#### REQUEST:
From the listing below, extract each line containing the string "year".

#### PROVIDED DATA:
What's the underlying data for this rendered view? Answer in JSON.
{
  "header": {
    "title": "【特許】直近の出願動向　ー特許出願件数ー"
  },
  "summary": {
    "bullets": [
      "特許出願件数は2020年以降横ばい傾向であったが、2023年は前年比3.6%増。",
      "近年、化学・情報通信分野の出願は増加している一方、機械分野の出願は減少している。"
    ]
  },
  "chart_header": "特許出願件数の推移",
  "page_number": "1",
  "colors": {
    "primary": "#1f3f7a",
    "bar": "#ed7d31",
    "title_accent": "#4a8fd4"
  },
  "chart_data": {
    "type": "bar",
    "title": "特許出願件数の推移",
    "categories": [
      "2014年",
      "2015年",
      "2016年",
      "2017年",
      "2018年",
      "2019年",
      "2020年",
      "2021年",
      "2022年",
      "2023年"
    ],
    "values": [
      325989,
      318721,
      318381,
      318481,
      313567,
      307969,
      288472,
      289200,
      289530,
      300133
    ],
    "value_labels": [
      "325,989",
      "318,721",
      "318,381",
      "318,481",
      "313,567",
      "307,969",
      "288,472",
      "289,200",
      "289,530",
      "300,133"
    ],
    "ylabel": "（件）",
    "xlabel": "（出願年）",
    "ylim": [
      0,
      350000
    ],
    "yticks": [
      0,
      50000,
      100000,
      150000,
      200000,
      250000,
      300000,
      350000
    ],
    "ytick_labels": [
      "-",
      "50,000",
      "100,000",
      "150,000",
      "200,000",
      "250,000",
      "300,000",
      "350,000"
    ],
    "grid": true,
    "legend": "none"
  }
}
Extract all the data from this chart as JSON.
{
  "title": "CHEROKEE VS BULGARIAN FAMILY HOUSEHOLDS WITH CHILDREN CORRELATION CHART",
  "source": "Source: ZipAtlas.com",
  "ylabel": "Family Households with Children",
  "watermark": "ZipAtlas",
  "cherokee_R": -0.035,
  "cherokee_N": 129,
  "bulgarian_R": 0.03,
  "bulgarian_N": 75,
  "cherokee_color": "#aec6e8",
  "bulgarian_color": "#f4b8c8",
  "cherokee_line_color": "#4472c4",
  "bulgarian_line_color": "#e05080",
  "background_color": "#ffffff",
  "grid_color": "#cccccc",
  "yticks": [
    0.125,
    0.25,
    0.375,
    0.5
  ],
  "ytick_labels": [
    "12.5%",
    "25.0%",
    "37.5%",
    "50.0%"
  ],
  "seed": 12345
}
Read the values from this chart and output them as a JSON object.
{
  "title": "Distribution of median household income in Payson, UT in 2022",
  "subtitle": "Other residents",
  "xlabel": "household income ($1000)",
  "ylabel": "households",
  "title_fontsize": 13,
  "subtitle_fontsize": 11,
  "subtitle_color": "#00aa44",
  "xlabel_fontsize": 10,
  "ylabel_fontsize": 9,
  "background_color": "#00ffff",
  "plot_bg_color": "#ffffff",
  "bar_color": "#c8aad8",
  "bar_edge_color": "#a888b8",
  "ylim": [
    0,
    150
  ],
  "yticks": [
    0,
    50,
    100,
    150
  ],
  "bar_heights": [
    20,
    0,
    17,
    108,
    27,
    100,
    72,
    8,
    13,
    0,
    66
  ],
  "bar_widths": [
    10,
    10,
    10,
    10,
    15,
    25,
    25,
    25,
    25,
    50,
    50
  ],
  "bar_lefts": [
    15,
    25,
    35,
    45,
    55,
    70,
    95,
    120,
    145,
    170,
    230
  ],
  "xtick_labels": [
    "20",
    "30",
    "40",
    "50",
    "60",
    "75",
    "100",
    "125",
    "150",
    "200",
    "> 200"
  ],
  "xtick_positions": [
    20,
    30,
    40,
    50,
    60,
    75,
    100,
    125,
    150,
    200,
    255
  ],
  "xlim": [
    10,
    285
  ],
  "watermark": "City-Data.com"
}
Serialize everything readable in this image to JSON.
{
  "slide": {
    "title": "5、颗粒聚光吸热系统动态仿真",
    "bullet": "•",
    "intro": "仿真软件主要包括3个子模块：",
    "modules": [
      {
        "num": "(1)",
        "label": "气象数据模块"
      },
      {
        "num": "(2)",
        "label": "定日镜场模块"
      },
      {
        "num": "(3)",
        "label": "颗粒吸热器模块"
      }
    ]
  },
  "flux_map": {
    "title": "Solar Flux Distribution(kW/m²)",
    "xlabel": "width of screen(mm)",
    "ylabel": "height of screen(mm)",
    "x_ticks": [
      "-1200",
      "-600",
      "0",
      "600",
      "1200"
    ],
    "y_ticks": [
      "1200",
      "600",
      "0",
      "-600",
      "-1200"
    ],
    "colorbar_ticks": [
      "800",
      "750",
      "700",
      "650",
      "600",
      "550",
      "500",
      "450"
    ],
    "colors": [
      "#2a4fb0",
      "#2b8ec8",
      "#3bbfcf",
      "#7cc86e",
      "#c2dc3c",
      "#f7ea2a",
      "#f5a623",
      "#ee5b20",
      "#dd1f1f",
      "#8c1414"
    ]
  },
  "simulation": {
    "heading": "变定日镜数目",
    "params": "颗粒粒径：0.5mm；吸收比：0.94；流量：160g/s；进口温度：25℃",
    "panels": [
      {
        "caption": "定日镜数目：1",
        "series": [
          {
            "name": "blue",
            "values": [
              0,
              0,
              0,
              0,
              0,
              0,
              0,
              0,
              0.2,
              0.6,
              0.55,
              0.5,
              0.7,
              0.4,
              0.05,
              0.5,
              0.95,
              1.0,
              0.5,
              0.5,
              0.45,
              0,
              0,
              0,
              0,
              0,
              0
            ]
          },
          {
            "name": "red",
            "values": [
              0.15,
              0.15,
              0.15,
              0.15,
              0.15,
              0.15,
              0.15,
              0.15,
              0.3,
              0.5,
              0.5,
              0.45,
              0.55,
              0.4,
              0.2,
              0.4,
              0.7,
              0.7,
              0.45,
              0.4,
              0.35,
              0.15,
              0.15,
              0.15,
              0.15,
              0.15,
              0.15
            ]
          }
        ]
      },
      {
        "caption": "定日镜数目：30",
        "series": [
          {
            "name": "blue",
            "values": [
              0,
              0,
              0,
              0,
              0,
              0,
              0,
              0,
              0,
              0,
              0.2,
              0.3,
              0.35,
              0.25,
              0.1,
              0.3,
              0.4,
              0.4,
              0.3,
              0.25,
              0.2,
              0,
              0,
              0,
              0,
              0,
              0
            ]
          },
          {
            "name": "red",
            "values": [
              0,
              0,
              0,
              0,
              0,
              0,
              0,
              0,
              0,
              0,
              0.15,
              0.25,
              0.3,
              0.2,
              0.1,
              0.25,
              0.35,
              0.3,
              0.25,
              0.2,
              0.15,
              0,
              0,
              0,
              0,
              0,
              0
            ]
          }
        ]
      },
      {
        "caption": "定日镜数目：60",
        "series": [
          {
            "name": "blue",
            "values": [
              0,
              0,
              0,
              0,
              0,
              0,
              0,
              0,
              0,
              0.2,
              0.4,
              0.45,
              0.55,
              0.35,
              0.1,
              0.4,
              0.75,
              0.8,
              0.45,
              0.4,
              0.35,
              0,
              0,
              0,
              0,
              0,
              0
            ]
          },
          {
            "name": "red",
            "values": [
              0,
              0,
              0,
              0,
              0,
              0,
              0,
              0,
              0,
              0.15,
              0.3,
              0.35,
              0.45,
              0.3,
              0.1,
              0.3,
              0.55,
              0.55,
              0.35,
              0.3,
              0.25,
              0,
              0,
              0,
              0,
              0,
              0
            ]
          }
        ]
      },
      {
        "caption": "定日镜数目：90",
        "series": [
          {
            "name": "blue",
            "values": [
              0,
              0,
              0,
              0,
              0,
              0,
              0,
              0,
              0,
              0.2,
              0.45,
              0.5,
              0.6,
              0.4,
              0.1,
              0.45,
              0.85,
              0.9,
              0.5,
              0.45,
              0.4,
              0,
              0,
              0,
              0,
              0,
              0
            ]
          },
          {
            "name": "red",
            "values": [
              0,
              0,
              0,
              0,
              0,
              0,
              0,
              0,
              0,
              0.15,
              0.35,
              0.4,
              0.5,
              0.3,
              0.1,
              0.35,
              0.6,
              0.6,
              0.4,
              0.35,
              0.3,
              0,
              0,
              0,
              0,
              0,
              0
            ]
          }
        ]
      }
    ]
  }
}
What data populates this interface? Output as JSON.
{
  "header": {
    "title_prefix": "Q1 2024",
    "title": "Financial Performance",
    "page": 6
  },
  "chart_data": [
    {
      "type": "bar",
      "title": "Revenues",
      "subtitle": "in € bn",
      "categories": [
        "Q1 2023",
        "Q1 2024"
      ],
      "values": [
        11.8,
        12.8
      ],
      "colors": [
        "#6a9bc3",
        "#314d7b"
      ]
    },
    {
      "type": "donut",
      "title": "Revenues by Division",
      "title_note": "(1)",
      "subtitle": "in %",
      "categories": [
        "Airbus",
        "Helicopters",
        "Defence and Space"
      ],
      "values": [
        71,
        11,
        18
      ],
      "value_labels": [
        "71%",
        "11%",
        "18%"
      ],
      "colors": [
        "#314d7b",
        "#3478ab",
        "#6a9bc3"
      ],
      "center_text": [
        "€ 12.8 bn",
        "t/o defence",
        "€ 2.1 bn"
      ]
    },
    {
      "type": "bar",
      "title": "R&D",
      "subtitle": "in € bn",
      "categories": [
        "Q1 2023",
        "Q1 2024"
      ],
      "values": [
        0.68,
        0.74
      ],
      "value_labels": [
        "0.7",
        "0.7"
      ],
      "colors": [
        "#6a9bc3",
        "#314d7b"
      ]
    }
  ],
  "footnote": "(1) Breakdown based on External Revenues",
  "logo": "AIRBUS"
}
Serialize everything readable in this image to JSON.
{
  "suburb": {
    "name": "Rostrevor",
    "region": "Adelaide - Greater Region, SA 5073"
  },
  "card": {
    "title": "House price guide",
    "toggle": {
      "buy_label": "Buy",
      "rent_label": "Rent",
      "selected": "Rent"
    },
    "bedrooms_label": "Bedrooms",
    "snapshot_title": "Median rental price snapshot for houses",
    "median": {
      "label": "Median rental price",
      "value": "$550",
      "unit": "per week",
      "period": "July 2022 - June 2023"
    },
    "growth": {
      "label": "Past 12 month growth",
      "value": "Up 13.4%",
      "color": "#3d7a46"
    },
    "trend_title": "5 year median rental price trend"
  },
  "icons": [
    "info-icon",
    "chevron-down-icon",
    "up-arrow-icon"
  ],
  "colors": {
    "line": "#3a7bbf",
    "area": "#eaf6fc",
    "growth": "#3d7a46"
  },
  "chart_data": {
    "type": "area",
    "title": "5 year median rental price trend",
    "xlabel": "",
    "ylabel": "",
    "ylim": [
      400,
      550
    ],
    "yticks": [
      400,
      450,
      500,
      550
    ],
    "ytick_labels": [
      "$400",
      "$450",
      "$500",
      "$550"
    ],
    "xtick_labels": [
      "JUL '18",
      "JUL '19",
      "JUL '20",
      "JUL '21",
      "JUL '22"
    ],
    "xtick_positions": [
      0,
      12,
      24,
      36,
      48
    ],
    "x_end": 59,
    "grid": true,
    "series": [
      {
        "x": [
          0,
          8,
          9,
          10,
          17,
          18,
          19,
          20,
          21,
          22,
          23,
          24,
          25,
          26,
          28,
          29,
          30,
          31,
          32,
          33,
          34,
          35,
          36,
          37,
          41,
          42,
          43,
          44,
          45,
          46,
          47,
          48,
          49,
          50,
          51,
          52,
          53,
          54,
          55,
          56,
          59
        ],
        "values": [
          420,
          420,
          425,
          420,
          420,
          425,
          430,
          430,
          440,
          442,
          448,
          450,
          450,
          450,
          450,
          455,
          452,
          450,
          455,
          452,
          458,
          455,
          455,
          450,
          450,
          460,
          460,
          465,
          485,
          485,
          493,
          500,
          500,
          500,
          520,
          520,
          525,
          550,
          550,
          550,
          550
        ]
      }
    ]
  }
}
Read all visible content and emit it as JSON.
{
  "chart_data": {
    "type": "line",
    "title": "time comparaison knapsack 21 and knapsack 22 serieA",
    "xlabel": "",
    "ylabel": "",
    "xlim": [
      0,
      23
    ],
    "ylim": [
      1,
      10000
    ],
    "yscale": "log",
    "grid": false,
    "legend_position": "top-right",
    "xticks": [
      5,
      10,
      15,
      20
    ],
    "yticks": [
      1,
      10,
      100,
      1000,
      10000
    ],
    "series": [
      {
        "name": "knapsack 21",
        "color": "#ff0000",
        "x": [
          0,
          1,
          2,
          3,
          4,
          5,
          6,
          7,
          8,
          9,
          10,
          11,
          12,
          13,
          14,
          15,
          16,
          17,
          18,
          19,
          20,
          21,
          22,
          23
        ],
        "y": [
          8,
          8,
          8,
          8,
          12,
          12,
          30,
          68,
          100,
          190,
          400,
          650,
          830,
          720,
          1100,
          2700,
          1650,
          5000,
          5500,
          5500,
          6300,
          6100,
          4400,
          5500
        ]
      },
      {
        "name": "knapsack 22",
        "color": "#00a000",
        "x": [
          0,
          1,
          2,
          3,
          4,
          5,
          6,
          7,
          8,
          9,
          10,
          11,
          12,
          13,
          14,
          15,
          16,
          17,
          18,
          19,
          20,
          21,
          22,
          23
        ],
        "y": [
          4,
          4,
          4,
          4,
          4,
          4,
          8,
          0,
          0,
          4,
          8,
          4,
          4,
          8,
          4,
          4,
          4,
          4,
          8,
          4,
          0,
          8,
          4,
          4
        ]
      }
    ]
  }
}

#### TASK RESPONSE:
    "trend_title": "5 year median rental price trend"
    "title": "5 year median rental price trend",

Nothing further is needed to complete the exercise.